>>>>

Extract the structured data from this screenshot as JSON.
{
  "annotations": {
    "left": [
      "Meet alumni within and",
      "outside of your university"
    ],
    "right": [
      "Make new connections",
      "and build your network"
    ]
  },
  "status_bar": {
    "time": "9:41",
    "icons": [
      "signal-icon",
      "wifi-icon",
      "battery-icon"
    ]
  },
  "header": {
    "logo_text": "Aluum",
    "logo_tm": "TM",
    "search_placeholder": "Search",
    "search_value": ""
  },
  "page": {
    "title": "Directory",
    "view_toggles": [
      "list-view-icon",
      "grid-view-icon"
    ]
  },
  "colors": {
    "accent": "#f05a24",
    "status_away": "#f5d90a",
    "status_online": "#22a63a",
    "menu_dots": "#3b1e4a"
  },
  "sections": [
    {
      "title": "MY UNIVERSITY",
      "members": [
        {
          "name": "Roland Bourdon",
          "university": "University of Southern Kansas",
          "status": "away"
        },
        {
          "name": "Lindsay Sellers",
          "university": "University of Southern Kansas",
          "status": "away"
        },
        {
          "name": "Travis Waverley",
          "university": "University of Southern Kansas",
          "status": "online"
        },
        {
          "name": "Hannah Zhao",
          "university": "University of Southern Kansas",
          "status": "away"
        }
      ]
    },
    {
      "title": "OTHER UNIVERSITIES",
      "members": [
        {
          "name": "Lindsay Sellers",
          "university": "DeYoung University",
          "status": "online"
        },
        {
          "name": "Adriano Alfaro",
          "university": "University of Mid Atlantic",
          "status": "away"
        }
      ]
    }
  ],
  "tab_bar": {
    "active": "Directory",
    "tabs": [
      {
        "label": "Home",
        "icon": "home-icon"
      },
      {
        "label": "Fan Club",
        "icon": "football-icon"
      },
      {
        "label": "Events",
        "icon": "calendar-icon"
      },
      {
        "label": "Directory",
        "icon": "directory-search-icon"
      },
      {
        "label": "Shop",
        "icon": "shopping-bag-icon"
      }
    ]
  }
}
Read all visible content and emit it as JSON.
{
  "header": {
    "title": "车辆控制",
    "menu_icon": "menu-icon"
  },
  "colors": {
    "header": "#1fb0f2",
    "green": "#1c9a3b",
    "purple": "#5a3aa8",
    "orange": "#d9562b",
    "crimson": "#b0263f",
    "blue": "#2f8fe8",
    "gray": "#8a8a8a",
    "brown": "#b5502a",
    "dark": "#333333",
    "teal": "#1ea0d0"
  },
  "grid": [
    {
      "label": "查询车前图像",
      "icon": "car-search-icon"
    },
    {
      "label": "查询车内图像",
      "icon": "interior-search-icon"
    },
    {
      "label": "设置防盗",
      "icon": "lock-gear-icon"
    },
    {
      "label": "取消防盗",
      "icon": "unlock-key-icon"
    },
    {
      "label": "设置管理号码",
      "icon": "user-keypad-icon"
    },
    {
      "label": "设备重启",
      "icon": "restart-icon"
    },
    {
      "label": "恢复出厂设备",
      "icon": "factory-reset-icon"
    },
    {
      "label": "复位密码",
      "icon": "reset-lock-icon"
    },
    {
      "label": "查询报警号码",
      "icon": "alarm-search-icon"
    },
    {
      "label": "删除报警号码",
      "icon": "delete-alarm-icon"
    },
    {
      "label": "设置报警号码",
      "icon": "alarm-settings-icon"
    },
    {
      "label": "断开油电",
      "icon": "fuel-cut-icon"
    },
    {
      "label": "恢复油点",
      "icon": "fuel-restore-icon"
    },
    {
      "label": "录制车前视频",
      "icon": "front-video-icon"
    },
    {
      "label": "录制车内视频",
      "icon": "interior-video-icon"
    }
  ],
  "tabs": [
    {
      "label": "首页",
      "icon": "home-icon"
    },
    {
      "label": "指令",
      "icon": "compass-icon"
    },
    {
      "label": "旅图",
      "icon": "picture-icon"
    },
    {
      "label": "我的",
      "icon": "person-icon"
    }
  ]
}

<<<<

— Problem to solve —
Copy the records above exactly.

— Exercise result —
Extract the structured data from this screenshot as JSON.
{
  "annotations": {
    "left": [
      "Meet alumni within and",
      "outside of your university"
    ],
    "right": [
      "Make new connections",
      "and build your network"
    ]
  },
  "status_bar": {
    "time": "9:41",
    "icons": [
      "signal-icon",
      "wifi-icon",
      "battery-icon"
    ]
  },
  "header": {
    "logo_text": "Aluum",
    "logo_tm": "TM",
    "search_placeholder": "Search",
    "search_value": ""
  },
  "page": {
    "title": "Directory",
    "view_toggles": [
      "list-view-icon",
      "grid-view-icon"
    ]
  },
  "colors": {
    "accent": "#f05a24",
    "status_away": "#f5d90a",
    "status_online": "#22a63a",
    "menu_dots": "#3b1e4a"
  },
  "sections": [
    {
      "title": "MY UNIVERSITY",
      "members": [
        {
          "name": "Roland Bourdon",
          "university": "University of Southern Kansas",
          "status": "away"
        },
        {
          "name": "Lindsay Sellers",
          "university": "University of Southern Kansas",
          "status": "away"
        },
        {
          "name": "Travis Waverley",
          "university": "University of Southern Kansas",
          "status": "online"
        },
        {
          "name": "Hannah Zhao",
          "university": "University of Southern Kansas",
          "status": "away"
        }
      ]
    },
    {
      "title": "OTHER UNIVERSITIES",
      "members": [
        {
          "name": "Lindsay Sellers",
          "university": "DeYoung University",
          "status": "online"
        },
        {
          "name": "Adriano Alfaro",
          "university": "University of Mid Atlantic",
          "status": "away"
        }
      ]
    }
  ],
  "tab_bar": {
    "active": "Directory",
    "tabs": [
      {
        "label": "Home",
        "icon": "home-icon"
      },
      {
        "label": "Fan Club",
        "icon": "football-icon"
      },
      {
        "label": "Events",
        "icon": "calendar-icon"
      },
      {
        "label": "Directory",
        "icon": "directory-search-icon"
      },
      {
        "label": "Shop",
        "icon": "shopping-bag-icon"
      }
    ]
  }
}
Read all visible content and emit it as JSON.
{
  "header": {
    "title": "车辆控制",
    "menu_icon": "menu-icon"
  },
  "colors": {
    "header": "#1fb0f2",
    "green": "#1c9a3b",
    "purple": "#5a3aa8",
    "orange": "#d9562b",
    "crimson": "#b0263f",
    "blue": "#2f8fe8",
    "gray": "#8a8a8a",
    "brown": "#b5502a",
    "dark": "#333333",
    "teal": "#1ea0d0"
  },
  "grid": [
    {
      "label": "查询车前图像",
      "icon": "car-search-icon"
    },
    {
      "label": "查询车内图像",
      "icon": "interior-search-icon"
    },
    {
      "label": "设置防盗",
      "icon": "lock-gear-icon"
    },
    {
      "label": "取消防盗",
      "icon": "unlock-key-icon"
    },
    {
      "label": "设置管理号码",
      "icon": "user-keypad-icon"
    },
    {
      "label": "设备重启",
      "icon": "restart-icon"
    },
    {
      "label": "恢复出厂设备",
      "icon": "factory-reset-icon"
    },
    {
      "label": "复位密码",
      "icon": "reset-lock-icon"
    },
    {
      "label": "查询报警号码",
      "icon": "alarm-search-icon"
    },
    {
      "label": "删除报警号码",
      "icon": "delete-alarm-icon"
    },
    {
      "label": "设置报警号码",
      "icon": "alarm-settings-icon"
    },
    {
      "label": "断开油电",
      "icon": "fuel-cut-icon"
    },
    {
      "label": "恢复油点",
      "icon": "fuel-restore-icon"
    },
    {
      "label": "录制车前视频",
      "icon": "front-video-icon"
    },
    {
      "label": "录制车内视频",
      "icon": "interior-video-icon"
    }
  ],
  "tabs": [
    {
      "label": "首页",
      "icon": "home-icon"
    },
    {
      "label": "指令",
      "icon": "compass-icon"
    },
    {
      "label": "旅图",
      "icon": "picture-icon"
    },
    {
      "label": "我的",
      "icon": "person-icon"
    }
  ]
}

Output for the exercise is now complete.